What to work on> Every line of the data that contains the string "Ministry" must be copied.

Information supplied>
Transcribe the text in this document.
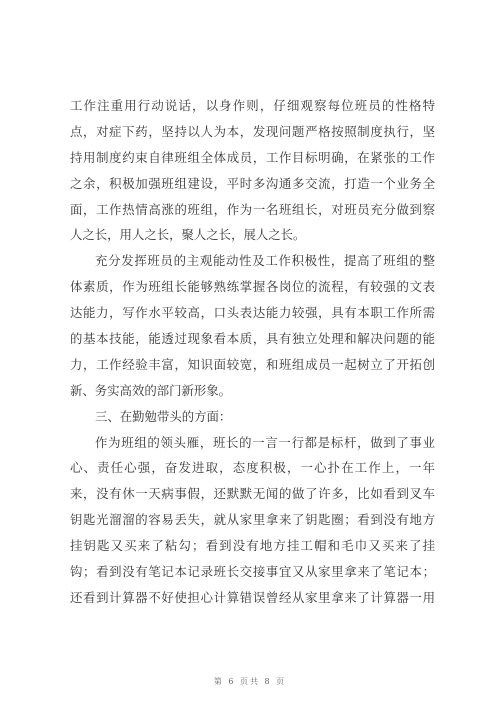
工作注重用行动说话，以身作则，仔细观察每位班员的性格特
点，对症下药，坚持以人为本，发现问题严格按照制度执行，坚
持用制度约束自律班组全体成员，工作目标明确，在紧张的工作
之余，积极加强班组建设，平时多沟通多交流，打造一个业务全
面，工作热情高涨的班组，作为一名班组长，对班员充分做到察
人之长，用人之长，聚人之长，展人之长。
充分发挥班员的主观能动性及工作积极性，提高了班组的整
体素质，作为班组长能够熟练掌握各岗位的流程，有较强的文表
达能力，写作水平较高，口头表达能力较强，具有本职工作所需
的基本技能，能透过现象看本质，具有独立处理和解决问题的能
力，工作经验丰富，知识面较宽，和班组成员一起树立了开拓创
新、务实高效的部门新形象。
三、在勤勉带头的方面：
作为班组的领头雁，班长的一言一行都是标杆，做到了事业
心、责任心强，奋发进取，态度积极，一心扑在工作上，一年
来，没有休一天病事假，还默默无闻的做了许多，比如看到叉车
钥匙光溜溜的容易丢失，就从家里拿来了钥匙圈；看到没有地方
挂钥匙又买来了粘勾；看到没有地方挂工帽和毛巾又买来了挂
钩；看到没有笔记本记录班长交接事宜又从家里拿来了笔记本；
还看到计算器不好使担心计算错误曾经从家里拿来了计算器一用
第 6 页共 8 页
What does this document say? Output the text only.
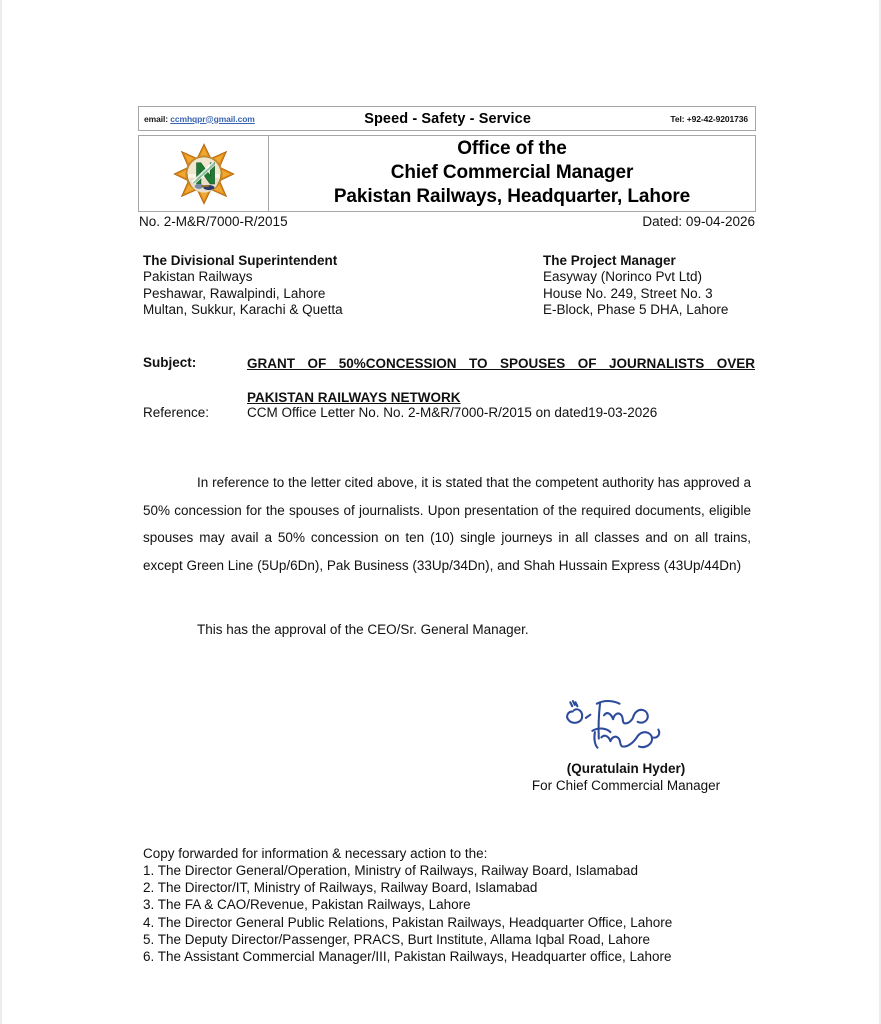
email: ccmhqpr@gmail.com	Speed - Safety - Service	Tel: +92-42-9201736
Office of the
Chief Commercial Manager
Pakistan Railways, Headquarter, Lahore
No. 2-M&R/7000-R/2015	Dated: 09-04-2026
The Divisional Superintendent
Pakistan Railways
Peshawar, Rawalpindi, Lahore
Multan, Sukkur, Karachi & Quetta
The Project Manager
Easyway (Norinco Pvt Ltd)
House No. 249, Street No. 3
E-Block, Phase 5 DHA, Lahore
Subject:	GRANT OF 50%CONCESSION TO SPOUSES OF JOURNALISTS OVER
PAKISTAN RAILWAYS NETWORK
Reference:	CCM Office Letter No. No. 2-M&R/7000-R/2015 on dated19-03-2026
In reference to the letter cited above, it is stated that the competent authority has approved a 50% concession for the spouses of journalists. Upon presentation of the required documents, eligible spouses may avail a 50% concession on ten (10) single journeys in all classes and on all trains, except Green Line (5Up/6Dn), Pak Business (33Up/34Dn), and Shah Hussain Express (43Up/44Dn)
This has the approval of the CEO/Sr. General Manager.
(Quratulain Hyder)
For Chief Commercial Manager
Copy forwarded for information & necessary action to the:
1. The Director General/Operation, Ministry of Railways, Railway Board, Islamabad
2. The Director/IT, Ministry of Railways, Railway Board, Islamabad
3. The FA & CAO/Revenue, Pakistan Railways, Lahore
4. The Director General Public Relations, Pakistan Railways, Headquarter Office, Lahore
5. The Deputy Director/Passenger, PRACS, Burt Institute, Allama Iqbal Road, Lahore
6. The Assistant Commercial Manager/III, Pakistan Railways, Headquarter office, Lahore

The output>
1. The Director General/Operation, Ministry of Railways, Railway Board, Islamabad
2. The Director/IT, Ministry of Railways, Railway Board, Islamabad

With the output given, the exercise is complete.